_What is required_
Reproduce all lines of the listing below in which the word "heading" occurs.

::: Provided data

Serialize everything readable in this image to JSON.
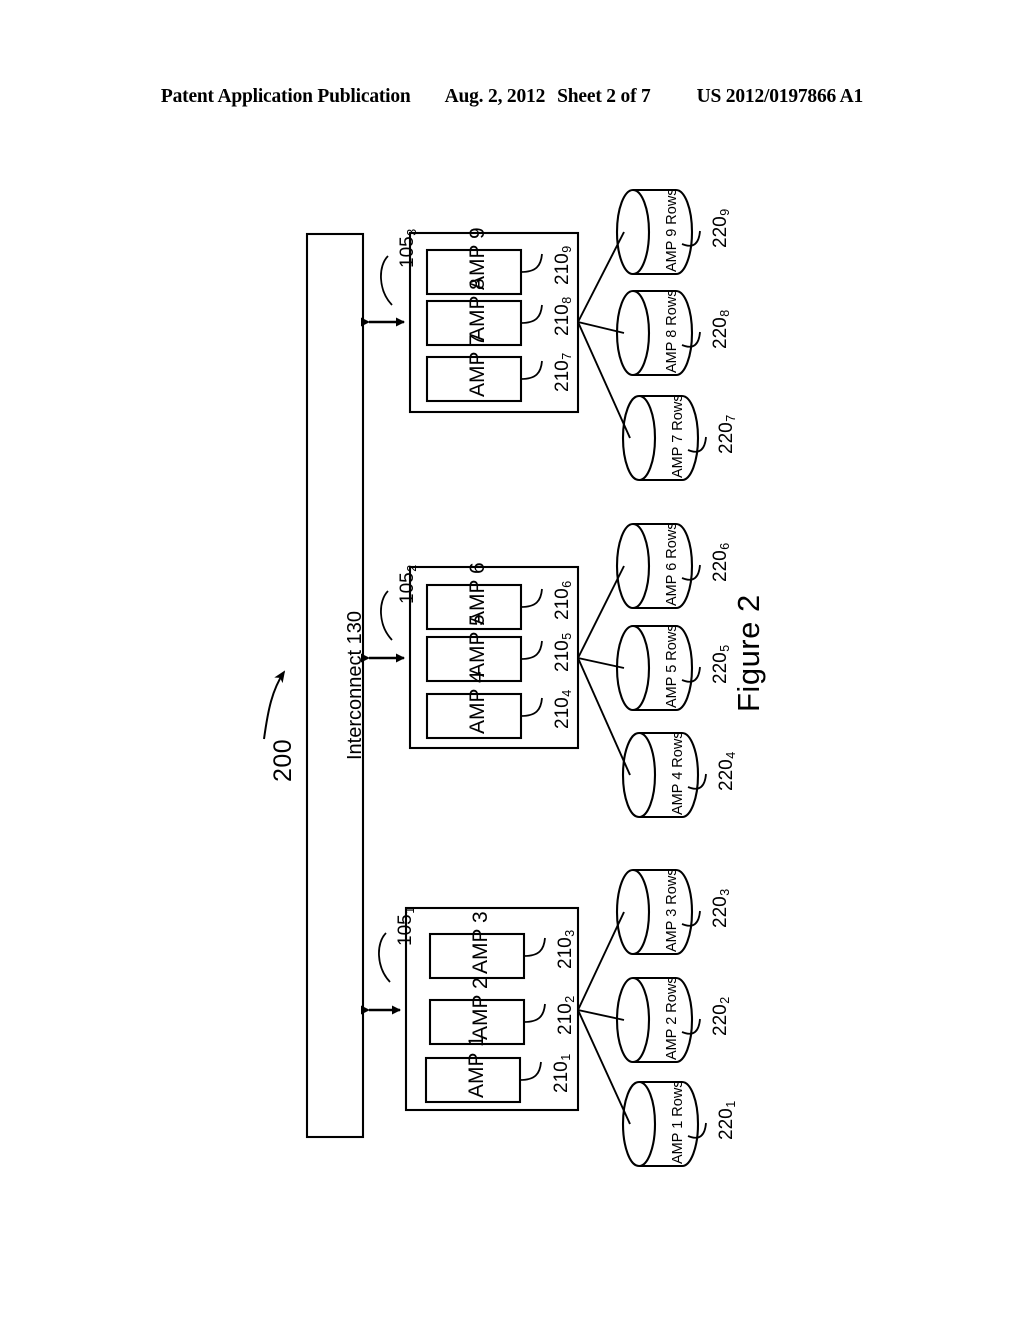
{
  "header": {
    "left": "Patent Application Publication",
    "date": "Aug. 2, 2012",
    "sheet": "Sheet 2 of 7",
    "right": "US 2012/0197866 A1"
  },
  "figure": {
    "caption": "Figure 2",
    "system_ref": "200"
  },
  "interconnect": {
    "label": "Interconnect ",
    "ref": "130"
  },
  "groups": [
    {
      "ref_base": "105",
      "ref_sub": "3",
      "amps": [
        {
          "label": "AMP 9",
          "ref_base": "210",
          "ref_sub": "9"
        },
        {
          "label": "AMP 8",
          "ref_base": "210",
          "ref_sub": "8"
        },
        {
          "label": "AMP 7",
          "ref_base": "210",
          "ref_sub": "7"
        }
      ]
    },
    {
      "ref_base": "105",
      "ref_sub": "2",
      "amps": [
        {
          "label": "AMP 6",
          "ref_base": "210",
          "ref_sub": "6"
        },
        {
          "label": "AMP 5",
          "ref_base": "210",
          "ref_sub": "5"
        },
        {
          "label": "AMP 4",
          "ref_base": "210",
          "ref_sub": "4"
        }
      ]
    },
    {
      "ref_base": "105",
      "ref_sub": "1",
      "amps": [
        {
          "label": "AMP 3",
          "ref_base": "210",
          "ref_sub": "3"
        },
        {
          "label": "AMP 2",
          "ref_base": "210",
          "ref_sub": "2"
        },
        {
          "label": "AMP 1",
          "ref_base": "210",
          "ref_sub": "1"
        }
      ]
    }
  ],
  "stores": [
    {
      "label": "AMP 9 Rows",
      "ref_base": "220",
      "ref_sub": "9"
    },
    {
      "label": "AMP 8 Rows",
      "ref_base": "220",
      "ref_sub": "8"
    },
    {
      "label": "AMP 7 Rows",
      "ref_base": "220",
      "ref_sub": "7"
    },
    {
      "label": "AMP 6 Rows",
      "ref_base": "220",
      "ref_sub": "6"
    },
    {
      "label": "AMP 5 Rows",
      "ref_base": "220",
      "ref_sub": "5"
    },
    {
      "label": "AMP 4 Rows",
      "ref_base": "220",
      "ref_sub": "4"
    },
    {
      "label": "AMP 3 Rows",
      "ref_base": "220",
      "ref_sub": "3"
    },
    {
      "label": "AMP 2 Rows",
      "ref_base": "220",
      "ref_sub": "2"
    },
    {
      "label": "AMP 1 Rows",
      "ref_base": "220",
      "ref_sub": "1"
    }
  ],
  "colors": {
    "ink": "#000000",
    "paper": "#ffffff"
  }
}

::::::
::: Provided data

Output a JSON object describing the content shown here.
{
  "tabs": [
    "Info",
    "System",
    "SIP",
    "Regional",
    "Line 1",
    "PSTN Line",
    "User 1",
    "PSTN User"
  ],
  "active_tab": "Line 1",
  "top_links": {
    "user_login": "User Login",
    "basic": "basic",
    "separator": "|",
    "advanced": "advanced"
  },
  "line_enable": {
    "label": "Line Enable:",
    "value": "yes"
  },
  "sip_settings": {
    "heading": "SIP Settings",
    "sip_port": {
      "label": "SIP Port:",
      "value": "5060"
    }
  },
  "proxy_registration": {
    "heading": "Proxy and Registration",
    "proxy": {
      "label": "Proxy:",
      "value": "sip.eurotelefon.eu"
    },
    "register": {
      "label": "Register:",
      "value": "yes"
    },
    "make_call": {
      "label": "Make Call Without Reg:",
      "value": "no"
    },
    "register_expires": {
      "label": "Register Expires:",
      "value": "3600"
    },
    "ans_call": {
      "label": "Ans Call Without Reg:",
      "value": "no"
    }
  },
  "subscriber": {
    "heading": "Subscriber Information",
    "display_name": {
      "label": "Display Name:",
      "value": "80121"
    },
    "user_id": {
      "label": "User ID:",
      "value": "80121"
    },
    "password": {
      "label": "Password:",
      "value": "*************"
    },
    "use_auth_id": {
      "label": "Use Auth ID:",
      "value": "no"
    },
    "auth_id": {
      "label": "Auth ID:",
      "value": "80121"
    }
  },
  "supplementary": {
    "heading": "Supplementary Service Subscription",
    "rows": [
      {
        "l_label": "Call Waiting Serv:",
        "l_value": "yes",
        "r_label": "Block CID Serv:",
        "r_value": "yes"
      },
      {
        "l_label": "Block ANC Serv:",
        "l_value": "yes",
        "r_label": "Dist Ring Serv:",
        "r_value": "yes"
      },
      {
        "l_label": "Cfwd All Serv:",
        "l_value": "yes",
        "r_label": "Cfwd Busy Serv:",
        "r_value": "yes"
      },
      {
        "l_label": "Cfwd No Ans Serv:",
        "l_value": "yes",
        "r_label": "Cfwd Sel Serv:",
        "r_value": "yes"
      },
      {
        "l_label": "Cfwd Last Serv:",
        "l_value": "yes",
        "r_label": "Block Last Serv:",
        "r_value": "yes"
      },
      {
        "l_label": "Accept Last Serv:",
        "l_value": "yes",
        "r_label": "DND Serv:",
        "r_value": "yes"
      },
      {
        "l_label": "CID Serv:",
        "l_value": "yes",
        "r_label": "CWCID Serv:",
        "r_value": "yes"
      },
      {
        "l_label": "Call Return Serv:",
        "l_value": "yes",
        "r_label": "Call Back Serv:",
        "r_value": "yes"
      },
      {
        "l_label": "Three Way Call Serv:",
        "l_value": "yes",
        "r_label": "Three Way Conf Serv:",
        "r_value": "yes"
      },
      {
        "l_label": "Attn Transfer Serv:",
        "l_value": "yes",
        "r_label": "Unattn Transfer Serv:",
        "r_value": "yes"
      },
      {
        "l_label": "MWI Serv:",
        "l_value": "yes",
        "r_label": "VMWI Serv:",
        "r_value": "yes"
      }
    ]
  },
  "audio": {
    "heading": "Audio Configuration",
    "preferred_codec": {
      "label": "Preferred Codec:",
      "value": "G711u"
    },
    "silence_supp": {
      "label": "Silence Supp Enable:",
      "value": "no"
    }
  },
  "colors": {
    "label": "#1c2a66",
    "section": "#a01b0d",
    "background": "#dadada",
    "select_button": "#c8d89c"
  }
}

::::::

_Written response_
    "heading": "SIP Settings",
    "heading": "Proxy and Registration",
    "heading": "Subscriber Information",
    "heading": "Supplementary Service Subscription",
    "heading": "Audio Configuration",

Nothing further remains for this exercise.